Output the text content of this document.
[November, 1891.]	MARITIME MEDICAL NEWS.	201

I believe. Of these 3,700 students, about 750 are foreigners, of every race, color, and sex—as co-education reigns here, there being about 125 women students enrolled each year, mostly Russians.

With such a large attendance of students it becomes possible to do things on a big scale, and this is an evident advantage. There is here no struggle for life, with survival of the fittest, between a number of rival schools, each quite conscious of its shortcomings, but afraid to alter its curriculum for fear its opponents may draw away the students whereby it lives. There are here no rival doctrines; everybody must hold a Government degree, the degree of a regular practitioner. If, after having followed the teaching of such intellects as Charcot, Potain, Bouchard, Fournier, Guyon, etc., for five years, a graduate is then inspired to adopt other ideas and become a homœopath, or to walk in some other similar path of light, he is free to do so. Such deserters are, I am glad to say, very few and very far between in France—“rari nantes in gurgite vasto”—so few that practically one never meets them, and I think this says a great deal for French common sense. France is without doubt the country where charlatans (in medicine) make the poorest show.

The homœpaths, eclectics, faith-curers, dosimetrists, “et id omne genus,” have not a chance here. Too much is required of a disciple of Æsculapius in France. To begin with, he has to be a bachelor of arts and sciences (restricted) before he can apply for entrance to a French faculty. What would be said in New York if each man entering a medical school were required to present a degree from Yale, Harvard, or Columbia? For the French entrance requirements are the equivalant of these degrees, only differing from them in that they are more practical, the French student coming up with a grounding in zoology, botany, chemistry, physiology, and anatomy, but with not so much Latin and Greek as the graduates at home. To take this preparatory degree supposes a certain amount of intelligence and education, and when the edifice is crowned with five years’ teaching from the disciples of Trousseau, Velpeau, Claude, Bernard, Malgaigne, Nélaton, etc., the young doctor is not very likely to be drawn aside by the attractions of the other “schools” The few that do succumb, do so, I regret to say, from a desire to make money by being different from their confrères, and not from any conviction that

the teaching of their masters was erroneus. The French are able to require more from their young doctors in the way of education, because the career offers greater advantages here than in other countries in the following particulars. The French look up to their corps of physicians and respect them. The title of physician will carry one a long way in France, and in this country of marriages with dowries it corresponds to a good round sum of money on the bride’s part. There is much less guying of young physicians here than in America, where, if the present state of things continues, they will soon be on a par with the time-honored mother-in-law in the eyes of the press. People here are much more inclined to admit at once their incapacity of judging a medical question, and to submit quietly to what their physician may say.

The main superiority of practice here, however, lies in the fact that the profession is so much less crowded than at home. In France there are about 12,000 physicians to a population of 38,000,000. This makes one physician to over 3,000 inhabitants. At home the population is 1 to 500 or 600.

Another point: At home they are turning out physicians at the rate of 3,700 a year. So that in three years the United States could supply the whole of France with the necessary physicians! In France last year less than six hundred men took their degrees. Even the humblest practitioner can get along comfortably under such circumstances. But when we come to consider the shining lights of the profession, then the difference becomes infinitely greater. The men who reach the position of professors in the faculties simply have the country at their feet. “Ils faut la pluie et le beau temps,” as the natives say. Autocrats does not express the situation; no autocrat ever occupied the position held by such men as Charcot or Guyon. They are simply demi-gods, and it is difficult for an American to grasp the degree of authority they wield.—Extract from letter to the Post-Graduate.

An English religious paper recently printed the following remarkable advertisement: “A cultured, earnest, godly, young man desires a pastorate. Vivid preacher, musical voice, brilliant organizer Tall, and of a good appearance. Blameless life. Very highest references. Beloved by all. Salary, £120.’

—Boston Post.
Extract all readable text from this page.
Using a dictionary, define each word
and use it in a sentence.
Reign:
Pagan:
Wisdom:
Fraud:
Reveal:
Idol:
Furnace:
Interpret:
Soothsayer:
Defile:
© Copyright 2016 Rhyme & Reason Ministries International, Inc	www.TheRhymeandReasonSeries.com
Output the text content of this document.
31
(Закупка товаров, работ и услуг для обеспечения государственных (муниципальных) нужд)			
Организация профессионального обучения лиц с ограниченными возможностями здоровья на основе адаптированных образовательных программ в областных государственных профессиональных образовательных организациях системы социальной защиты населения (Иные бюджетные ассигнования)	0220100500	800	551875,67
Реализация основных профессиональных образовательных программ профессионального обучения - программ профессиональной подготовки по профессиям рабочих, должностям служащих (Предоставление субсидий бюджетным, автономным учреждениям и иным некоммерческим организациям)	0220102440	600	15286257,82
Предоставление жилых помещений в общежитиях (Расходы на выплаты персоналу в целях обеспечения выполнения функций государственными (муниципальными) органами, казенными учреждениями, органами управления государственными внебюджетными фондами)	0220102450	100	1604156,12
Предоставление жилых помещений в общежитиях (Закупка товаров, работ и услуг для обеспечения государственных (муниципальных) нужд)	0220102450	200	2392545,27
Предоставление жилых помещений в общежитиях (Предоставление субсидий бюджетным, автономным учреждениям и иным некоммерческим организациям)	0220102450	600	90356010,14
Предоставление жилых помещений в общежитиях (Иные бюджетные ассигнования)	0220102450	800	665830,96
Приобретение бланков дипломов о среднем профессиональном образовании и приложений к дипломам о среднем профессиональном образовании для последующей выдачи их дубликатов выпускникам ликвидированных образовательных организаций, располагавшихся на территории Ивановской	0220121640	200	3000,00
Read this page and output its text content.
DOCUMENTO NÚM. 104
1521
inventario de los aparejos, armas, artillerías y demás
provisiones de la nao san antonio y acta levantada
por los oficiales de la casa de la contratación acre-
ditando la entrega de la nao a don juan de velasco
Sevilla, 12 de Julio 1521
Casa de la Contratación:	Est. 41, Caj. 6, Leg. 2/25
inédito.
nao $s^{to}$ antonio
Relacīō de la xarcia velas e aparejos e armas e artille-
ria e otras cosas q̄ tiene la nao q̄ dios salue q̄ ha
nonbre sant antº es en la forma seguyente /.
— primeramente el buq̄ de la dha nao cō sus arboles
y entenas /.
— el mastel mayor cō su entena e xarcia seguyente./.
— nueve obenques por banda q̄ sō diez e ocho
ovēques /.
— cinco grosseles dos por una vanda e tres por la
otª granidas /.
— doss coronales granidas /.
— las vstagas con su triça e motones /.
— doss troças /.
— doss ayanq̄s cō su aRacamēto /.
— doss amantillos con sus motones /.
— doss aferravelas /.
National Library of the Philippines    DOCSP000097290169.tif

####################

**Directions for this task:** Your task is to repeat the data exactly; please include every line.

**Expected output:**
Output the text content of this document.
[November, 1891.]	MARITIME MEDICAL NEWS.	201

I believe. Of these 3,700 students, about 750 are foreigners, of every race, color, and sex—as co-education reigns here, there being about 125 women students enrolled each year, mostly Russians.

With such a large attendance of students it becomes possible to do things on a big scale, and this is an evident advantage. There is here no struggle for life, with survival of the fittest, between a number of rival schools, each quite conscious of its shortcomings, but afraid to alter its curriculum for fear its opponents may draw away the students whereby it lives. There are here no rival doctrines; everybody must hold a Government degree, the degree of a regular practitioner. If, after having followed the teaching of such intellects as Charcot, Potain, Bouchard, Fournier, Guyon, etc., for five years, a graduate is then inspired to adopt other ideas and become a homœopath, or to walk in some other similar path of light, he is free to do so. Such deserters are, I am glad to say, very few and very far between in France—“rari nantes in gurgite vasto”—so few that practically one never meets them, and I think this says a great deal for French common sense. France is without doubt the country where charlatans (in medicine) make the poorest show.

The homœpaths, eclectics, faith-curers, dosimetrists, “et id omne genus,” have not a chance here. Too much is required of a disciple of Æsculapius in France. To begin with, he has to be a bachelor of arts and sciences (restricted) before he can apply for entrance to a French faculty. What would be said in New York if each man entering a medical school were required to present a degree from Yale, Harvard, or Columbia? For the French entrance requirements are the equivalant of these degrees, only differing from them in that they are more practical, the French student coming up with a grounding in zoology, botany, chemistry, physiology, and anatomy, but with not so much Latin and Greek as the graduates at home. To take this preparatory degree supposes a certain amount of intelligence and education, and when the edifice is crowned with five years’ teaching from the disciples of Trousseau, Velpeau, Claude, Bernard, Malgaigne, Nélaton, etc., the young doctor is not very likely to be drawn aside by the attractions of the other “schools” The few that do succumb, do so, I regret to say, from a desire to make money by being different from their confrères, and not from any conviction that

the teaching of their masters was erroneus. The French are able to require more from their young doctors in the way of education, because the career offers greater advantages here than in other countries in the following particulars. The French look up to their corps of physicians and respect them. The title of physician will carry one a long way in France, and in this country of marriages with dowries it corresponds to a good round sum of money on the bride’s part. There is much less guying of young physicians here than in America, where, if the present state of things continues, they will soon be on a par with the time-honored mother-in-law in the eyes of the press. People here are much more inclined to admit at once their incapacity of judging a medical question, and to submit quietly to what their physician may say.

The main superiority of practice here, however, lies in the fact that the profession is so much less crowded than at home. In France there are about 12,000 physicians to a population of 38,000,000. This makes one physician to over 3,000 inhabitants. At home the population is 1 to 500 or 600.

Another point: At home they are turning out physicians at the rate of 3,700 a year. So that in three years the United States could supply the whole of France with the necessary physicians! In France last year less than six hundred men took their degrees. Even the humblest practitioner can get along comfortably under such circumstances. But when we come to consider the shining lights of the profession, then the difference becomes infinitely greater. The men who reach the position of professors in the faculties simply have the country at their feet. “Ils faut la pluie et le beau temps,” as the natives say. Autocrats does not express the situation; no autocrat ever occupied the position held by such men as Charcot or Guyon. They are simply demi-gods, and it is difficult for an American to grasp the degree of authority they wield.—Extract from letter to the Post-Graduate.

An English religious paper recently printed the following remarkable advertisement: “A cultured, earnest, godly, young man desires a pastorate. Vivid preacher, musical voice, brilliant organizer Tall, and of a good appearance. Blameless life. Very highest references. Beloved by all. Salary, £120.’

—Boston Post.
Extract all readable text from this page.
Using a dictionary, define each word
and use it in a sentence.
Reign:
Pagan:
Wisdom:
Fraud:
Reveal:
Idol:
Furnace:
Interpret:
Soothsayer:
Defile:
© Copyright 2016 Rhyme & Reason Ministries International, Inc	www.TheRhymeandReasonSeries.com
Output the text content of this document.
31
(Закупка товаров, работ и услуг для обеспечения государственных (муниципальных) нужд)			
Организация профессионального обучения лиц с ограниченными возможностями здоровья на основе адаптированных образовательных программ в областных государственных профессиональных образовательных организациях системы социальной защиты населения (Иные бюджетные ассигнования)	0220100500	800	551875,67
Реализация основных профессиональных образовательных программ профессионального обучения - программ профессиональной подготовки по профессиям рабочих, должностям служащих (Предоставление субсидий бюджетным, автономным учреждениям и иным некоммерческим организациям)	0220102440	600	15286257,82
Предоставление жилых помещений в общежитиях (Расходы на выплаты персоналу в целях обеспечения выполнения функций государственными (муниципальными) органами, казенными учреждениями, органами управления государственными внебюджетными фондами)	0220102450	100	1604156,12
Предоставление жилых помещений в общежитиях (Закупка товаров, работ и услуг для обеспечения государственных (муниципальных) нужд)	0220102450	200	2392545,27
Предоставление жилых помещений в общежитиях (Предоставление субсидий бюджетным, автономным учреждениям и иным некоммерческим организациям)	0220102450	600	90356010,14
Предоставление жилых помещений в общежитиях (Иные бюджетные ассигнования)	0220102450	800	665830,96
Приобретение бланков дипломов о среднем профессиональном образовании и приложений к дипломам о среднем профессиональном образовании для последующей выдачи их дубликатов выпускникам ликвидированных образовательных организаций, располагавшихся на территории Ивановской	0220121640	200	3000,00
Read this page and output its text content.
DOCUMENTO NÚM. 104
1521
inventario de los aparejos, armas, artillerías y demás
provisiones de la nao san antonio y acta levantada
por los oficiales de la casa de la contratación acre-
ditando la entrega de la nao a don juan de velasco
Sevilla, 12 de Julio 1521
Casa de la Contratación:	Est. 41, Caj. 6, Leg. 2/25
inédito.
nao $s^{to}$ antonio
Relacīō de la xarcia velas e aparejos e armas e artille-
ria e otras cosas q̄ tiene la nao q̄ dios salue q̄ ha
nonbre sant antº es en la forma seguyente /.
— primeramente el buq̄ de la dha nao cō sus arboles
y entenas /.
— el mastel mayor cō su entena e xarcia seguyente./.
— nueve obenques por banda q̄ sō diez e ocho
ovēques /.
— cinco grosseles dos por una vanda e tres por la
otª granidas /.
— doss coronales granidas /.
— las vstagas con su triça e motones /.
— doss troças /.
— doss ayanq̄s cō su aRacamēto /.
— doss amantillos con sus motones /.
— doss aferravelas /.
National Library of the Philippines    DOCSP000097290169.tif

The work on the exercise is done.